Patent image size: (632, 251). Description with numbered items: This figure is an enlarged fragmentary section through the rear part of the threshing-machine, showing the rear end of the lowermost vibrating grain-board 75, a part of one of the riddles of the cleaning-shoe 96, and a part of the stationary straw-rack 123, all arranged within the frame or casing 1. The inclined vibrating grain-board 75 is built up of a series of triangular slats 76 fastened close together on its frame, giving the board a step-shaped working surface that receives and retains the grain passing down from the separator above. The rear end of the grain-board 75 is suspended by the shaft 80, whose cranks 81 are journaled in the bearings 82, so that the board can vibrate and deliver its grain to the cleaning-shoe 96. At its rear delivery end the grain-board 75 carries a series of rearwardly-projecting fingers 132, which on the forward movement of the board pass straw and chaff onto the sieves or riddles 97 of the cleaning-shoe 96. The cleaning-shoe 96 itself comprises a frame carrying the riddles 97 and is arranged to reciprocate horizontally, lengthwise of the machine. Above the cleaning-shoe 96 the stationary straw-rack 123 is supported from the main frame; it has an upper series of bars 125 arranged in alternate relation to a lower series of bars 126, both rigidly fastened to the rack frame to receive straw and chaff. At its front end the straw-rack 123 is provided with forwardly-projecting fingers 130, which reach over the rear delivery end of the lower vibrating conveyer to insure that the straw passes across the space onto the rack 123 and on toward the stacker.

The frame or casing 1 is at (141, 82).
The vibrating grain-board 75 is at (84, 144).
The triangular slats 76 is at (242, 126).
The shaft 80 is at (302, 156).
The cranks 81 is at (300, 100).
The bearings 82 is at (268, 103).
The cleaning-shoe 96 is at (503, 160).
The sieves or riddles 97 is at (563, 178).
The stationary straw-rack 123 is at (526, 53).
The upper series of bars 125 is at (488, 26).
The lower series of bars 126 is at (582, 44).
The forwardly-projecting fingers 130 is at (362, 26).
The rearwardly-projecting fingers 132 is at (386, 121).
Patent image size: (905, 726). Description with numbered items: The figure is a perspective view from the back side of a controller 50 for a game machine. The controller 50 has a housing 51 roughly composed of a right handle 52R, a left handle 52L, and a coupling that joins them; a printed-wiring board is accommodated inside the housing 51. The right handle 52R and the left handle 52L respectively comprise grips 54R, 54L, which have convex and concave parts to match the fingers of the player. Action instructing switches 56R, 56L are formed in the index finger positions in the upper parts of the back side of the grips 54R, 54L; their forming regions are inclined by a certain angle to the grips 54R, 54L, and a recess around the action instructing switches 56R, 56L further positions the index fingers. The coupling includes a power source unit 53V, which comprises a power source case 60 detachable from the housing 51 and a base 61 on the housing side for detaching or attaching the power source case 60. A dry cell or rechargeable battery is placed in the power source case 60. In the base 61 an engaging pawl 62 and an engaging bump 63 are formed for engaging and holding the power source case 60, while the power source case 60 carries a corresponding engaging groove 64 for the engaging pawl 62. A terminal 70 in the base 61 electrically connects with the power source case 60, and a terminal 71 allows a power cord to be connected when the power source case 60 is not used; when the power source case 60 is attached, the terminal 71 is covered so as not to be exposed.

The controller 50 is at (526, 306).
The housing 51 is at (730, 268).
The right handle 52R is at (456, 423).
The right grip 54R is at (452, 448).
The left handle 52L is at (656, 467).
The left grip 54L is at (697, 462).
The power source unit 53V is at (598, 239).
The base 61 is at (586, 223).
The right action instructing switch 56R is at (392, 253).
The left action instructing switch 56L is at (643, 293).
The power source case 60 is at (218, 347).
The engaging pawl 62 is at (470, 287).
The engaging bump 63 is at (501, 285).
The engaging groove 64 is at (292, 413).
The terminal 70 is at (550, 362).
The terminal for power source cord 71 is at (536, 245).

######

**INSTRUCTIONS FOR THE TASK**
Can you reproduce every line of the records above, word for word, from start to finish?

**ANSWER FOR THE TASK**
Patent image size: (632, 251). Description with numbered items: This figure is an enlarged fragmentary section through the rear part of the threshing-machine, showing the rear end of the lowermost vibrating grain-board 75, a part of one of the riddles of the cleaning-shoe 96, and a part of the stationary straw-rack 123, all arranged within the frame or casing 1. The inclined vibrating grain-board 75 is built up of a series of triangular slats 76 fastened close together on its frame, giving the board a step-shaped working surface that receives and retains the grain passing down from the separator above. The rear end of the grain-board 75 is suspended by the shaft 80, whose cranks 81 are journaled in the bearings 82, so that the board can vibrate and deliver its grain to the cleaning-shoe 96. At its rear delivery end the grain-board 75 carries a series of rearwardly-projecting fingers 132, which on the forward movement of the board pass straw and chaff onto the sieves or riddles 97 of the cleaning-shoe 96. The cleaning-shoe 96 itself comprises a frame carrying the riddles 97 and is arranged to reciprocate horizontally, lengthwise of the machine. Above the cleaning-shoe 96 the stationary straw-rack 123 is supported from the main frame; it has an upper series of bars 125 arranged in alternate relation to a lower series of bars 126, both rigidly fastened to the rack frame to receive straw and chaff. At its front end the straw-rack 123 is provided with forwardly-projecting fingers 130, which reach over the rear delivery end of the lower vibrating conveyer to insure that the straw passes across the space onto the rack 123 and on toward the stacker.

The frame or casing 1 is at (141, 82).
The vibrating grain-board 75 is at (84, 144).
The triangular slats 76 is at (242, 126).
The shaft 80 is at (302, 156).
The cranks 81 is at (300, 100).
The bearings 82 is at (268, 103).
The cleaning-shoe 96 is at (503, 160).
The sieves or riddles 97 is at (563, 178).
The stationary straw-rack 123 is at (526, 53).
The upper series of bars 125 is at (488, 26).
The lower series of bars 126 is at (582, 44).
The forwardly-projecting fingers 130 is at (362, 26).
The rearwardly-projecting fingers 132 is at (386, 121).
Patent image size: (905, 726). Description with numbered items: The figure is a perspective view from the back side of a controller 50 for a game machine. The controller 50 has a housing 51 roughly composed of a right handle 52R, a left handle 52L, and a coupling that joins them; a printed-wiring board is accommodated inside the housing 51. The right handle 52R and the left handle 52L respectively comprise grips 54R, 54L, which have convex and concave parts to match the fingers of the player. Action instructing switches 56R, 56L are formed in the index finger positions in the upper parts of the back side of the grips 54R, 54L; their forming regions are inclined by a certain angle to the grips 54R, 54L, and a recess around the action instructing switches 56R, 56L further positions the index fingers. The coupling includes a power source unit 53V, which comprises a power source case 60 detachable from the housing 51 and a base 61 on the housing side for detaching or attaching the power source case 60. A dry cell or rechargeable battery is placed in the power source case 60. In the base 61 an engaging pawl 62 and an engaging bump 63 are formed for engaging and holding the power source case 60, while the power source case 60 carries a corresponding engaging groove 64 for the engaging pawl 62. A terminal 70 in the base 61 electrically connects with the power source case 60, and a terminal 71 allows a power cord to be connected when the power source case 60 is not used; when the power source case 60 is attached, the terminal 71 is covered so as not to be exposed.

The controller 50 is at (526, 306).
The housing 51 is at (730, 268).
The right handle 52R is at (456, 423).
The right grip 54R is at (452, 448).
The left handle 52L is at (656, 467).
The left grip 54L is at (697, 462).
The power source unit 53V is at (598, 239).
The base 61 is at (586, 223).
The right action instructing switch 56R is at (392, 253).
The left action instructing switch 56L is at (643, 293).
The power source case 60 is at (218, 347).
The engaging pawl 62 is at (470, 287).
The engaging bump 63 is at (501, 285).
The engaging groove 64 is at (292, 413).
The terminal 70 is at (550, 362).
The terminal for power source cord 71 is at (536, 245).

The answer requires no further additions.